** START OF Exercise data **

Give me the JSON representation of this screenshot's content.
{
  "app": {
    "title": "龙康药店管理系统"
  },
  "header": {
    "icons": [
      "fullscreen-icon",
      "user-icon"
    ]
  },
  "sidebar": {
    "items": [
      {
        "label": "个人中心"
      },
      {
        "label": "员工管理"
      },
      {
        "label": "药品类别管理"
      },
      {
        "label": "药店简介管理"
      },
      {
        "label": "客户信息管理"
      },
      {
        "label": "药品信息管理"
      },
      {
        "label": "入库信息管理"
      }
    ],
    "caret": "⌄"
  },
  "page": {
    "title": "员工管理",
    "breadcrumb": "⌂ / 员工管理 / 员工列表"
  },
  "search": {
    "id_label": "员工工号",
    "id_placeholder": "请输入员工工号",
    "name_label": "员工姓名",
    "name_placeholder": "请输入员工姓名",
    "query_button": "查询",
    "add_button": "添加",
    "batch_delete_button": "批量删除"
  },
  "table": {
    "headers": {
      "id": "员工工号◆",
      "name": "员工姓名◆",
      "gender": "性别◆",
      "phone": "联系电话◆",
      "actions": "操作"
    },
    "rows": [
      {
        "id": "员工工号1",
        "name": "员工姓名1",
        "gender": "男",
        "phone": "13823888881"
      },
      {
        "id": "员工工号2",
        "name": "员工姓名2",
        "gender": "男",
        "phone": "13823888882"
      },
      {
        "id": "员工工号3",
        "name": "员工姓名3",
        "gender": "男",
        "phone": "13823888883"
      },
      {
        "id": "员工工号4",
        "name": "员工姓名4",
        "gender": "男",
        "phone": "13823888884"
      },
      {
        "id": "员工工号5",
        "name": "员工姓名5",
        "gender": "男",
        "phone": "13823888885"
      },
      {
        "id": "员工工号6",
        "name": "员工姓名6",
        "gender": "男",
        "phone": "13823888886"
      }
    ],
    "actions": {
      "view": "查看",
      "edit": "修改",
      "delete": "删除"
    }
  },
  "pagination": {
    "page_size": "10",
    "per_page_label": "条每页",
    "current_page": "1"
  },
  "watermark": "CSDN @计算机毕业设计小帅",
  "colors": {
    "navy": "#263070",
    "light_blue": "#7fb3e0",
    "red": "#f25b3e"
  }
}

** END OF Exercise data **

What you will do -
Reproduce the entries above exactly.

Response for this exercise -
Give me the JSON representation of this screenshot's content.
{
  "app": {
    "title": "龙康药店管理系统"
  },
  "header": {
    "icons": [
      "fullscreen-icon",
      "user-icon"
    ]
  },
  "sidebar": {
    "items": [
      {
        "label": "个人中心"
      },
      {
        "label": "员工管理"
      },
      {
        "label": "药品类别管理"
      },
      {
        "label": "药店简介管理"
      },
      {
        "label": "客户信息管理"
      },
      {
        "label": "药品信息管理"
      },
      {
        "label": "入库信息管理"
      }
    ],
    "caret": "⌄"
  },
  "page": {
    "title": "员工管理",
    "breadcrumb": "⌂ / 员工管理 / 员工列表"
  },
  "search": {
    "id_label": "员工工号",
    "id_placeholder": "请输入员工工号",
    "name_label": "员工姓名",
    "name_placeholder": "请输入员工姓名",
    "query_button": "查询",
    "add_button": "添加",
    "batch_delete_button": "批量删除"
  },
  "table": {
    "headers": {
      "id": "员工工号◆",
      "name": "员工姓名◆",
      "gender": "性别◆",
      "phone": "联系电话◆",
      "actions": "操作"
    },
    "rows": [
      {
        "id": "员工工号1",
        "name": "员工姓名1",
        "gender": "男",
        "phone": "13823888881"
      },
      {
        "id": "员工工号2",
        "name": "员工姓名2",
        "gender": "男",
        "phone": "13823888882"
      },
      {
        "id": "员工工号3",
        "name": "员工姓名3",
        "gender": "男",
        "phone": "13823888883"
      },
      {
        "id": "员工工号4",
        "name": "员工姓名4",
        "gender": "男",
        "phone": "13823888884"
      },
      {
        "id": "员工工号5",
        "name": "员工姓名5",
        "gender": "男",
        "phone": "13823888885"
      },
      {
        "id": "员工工号6",
        "name": "员工姓名6",
        "gender": "男",
        "phone": "13823888886"
      }
    ],
    "actions": {
      "view": "查看",
      "edit": "修改",
      "delete": "删除"
    }
  },
  "pagination": {
    "page_size": "10",
    "per_page_label": "条每页",
    "current_page": "1"
  },
  "watermark": "CSDN @计算机毕业设计小帅",
  "colors": {
    "navy": "#263070",
    "light_blue": "#7fb3e0",
    "red": "#f25b3e"
  }
}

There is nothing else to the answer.